>> Start

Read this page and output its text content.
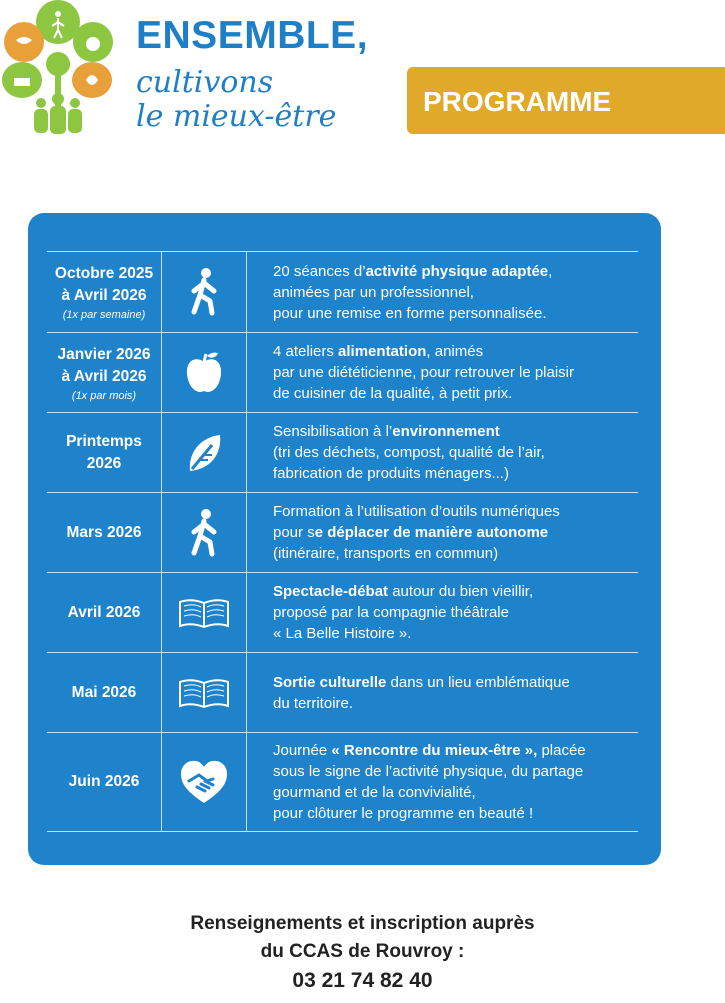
ENSEMBLE,
cultivons
le mieux-être	PROGRAMME
Octobre 2025
à Avril 2026
(1x par semaine)
20 séances d’activité physique adaptée,
animées par un professionnel,
pour une remise en forme personnalisée.
Janvier 2026
à Avril 2026
(1x par mois)
4 ateliers alimentation, animés
par une diététicienne, pour retrouver le plaisir
de cuisiner de la qualité, à petit prix.
Printemps
2026
Sensibilisation à l’environnement
(tri des déchets, compost, qualité de l’air,
fabrication de produits ménagers...)
Mars 2026
Formation à l’utilisation d’outils numériques
pour se déplacer de manière autonome
(itinéraire, transports en commun)
Avril 2026
Spectacle-débat autour du bien vieillir,
proposé par la compagnie théâtrale
« La Belle Histoire ».
Mai 2026
Sortie culturelle dans un lieu emblématique
du territoire.
Juin 2026
Journée « Rencontre du mieux-être », placée
sous le signe de l’activité physique, du partage
gourmand et de la convivialité,
pour clôturer le programme en beauté !
Renseignements et inscription auprès
du CCAS de Rouvroy :
03 21 74 82 40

>> End

→ The task: Search the data above for the string "qualité" and return every line that has it.

→ Response for this exercise:
de cuisiner de la qualité, à petit prix.
(tri des déchets, compost, qualité de l’air,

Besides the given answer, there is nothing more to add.